* START Extracted records *
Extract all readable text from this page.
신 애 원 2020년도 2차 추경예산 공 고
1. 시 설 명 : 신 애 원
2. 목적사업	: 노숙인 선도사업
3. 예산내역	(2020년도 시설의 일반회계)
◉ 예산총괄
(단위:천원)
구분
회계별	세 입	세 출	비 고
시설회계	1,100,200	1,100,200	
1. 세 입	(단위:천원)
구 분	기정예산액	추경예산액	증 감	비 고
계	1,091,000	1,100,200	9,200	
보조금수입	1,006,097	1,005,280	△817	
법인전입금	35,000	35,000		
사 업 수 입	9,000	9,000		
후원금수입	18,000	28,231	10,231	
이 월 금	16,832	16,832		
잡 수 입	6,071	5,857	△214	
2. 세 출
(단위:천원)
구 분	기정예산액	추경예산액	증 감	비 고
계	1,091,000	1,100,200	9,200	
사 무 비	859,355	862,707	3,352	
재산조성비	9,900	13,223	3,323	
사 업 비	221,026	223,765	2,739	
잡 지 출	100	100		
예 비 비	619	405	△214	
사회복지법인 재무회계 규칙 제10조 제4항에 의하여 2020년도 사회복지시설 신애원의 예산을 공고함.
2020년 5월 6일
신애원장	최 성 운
* END Extracted records *
Exercise: From the listing above, extract every line exactly as it stands.

Solution to this exercise:
Extract all readable text from this page.
신 애 원 2020년도 2차 추경예산 공 고
1. 시 설 명 : 신 애 원
2. 목적사업	: 노숙인 선도사업
3. 예산내역	(2020년도 시설의 일반회계)
◉ 예산총괄
(단위:천원)
구분
회계별	세 입	세 출	비 고
시설회계	1,100,200	1,100,200	
1. 세 입	(단위:천원)
구 분	기정예산액	추경예산액	증 감	비 고
계	1,091,000	1,100,200	9,200	
보조금수입	1,006,097	1,005,280	△817	
법인전입금	35,000	35,000		
사 업 수 입	9,000	9,000		
후원금수입	18,000	28,231	10,231	
이 월 금	16,832	16,832		
잡 수 입	6,071	5,857	△214	
2. 세 출
(단위:천원)
구 분	기정예산액	추경예산액	증 감	비 고
계	1,091,000	1,100,200	9,200	
사 무 비	859,355	862,707	3,352	
재산조성비	9,900	13,223	3,323	
사 업 비	221,026	223,765	2,739	
잡 지 출	100	100		
예 비 비	619	405	△214	
사회복지법인 재무회계 규칙 제10조 제4항에 의하여 2020년도 사회복지시설 신애원의 예산을 공고함.
2020년 5월 6일
신애원장	최 성 운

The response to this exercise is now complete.